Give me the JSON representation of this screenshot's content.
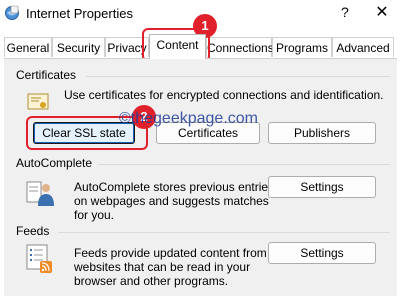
{
  "window": {
    "title": "Internet Properties",
    "help_glyph": "?",
    "close_glyph": "✕"
  },
  "tabs": [
    {
      "label": "General"
    },
    {
      "label": "Security"
    },
    {
      "label": "Privacy"
    },
    {
      "label": "Content",
      "active": true
    },
    {
      "label": "Connections"
    },
    {
      "label": "Programs"
    },
    {
      "label": "Advanced"
    }
  ],
  "certificates": {
    "section_label": "Certificates",
    "description": "Use certificates for encrypted connections and identification.",
    "clear_ssl_label": "Clear SSL state",
    "certificates_label": "Certificates",
    "publishers_label": "Publishers"
  },
  "autocomplete": {
    "section_label": "AutoComplete",
    "description_lines": [
      "AutoComplete stores previous entries",
      "on webpages and suggests matches",
      "for you."
    ],
    "settings_label": "Settings"
  },
  "feeds": {
    "section_label": "Feeds",
    "description_lines": [
      "Feeds provide updated content from",
      "websites that can be read in your",
      "browser and other programs."
    ],
    "settings_label": "Settings"
  },
  "annotations": {
    "badge1": "1",
    "badge2": "2",
    "watermark": "©thegeekpage.com",
    "highlight_color": "#e0202a"
  }
}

▸ EXERCISE DETAILS
Reproduce every line precisely as given, omitting all pictures.

▸ RESPONSE
Give me the JSON representation of this screenshot's content.
{
  "window": {
    "title": "Internet Properties",
    "help_glyph": "?",
    "close_glyph": "✕"
  },
  "tabs": [
    {
      "label": "General"
    },
    {
      "label": "Security"
    },
    {
      "label": "Privacy"
    },
    {
      "label": "Content",
      "active": true
    },
    {
      "label": "Connections"
    },
    {
      "label": "Programs"
    },
    {
      "label": "Advanced"
    }
  ],
  "certificates": {
    "section_label": "Certificates",
    "description": "Use certificates for encrypted connections and identification.",
    "clear_ssl_label": "Clear SSL state",
    "certificates_label": "Certificates",
    "publishers_label": "Publishers"
  },
  "autocomplete": {
    "section_label": "AutoComplete",
    "description_lines": [
      "AutoComplete stores previous entries",
      "on webpages and suggests matches",
      "for you."
    ],
    "settings_label": "Settings"
  },
  "feeds": {
    "section_label": "Feeds",
    "description_lines": [
      "Feeds provide updated content from",
      "websites that can be read in your",
      "browser and other programs."
    ],
    "settings_label": "Settings"
  },
  "annotations": {
    "badge1": "1",
    "badge2": "2",
    "watermark": "©thegeekpage.com",
    "highlight_color": "#e0202a"
  }
}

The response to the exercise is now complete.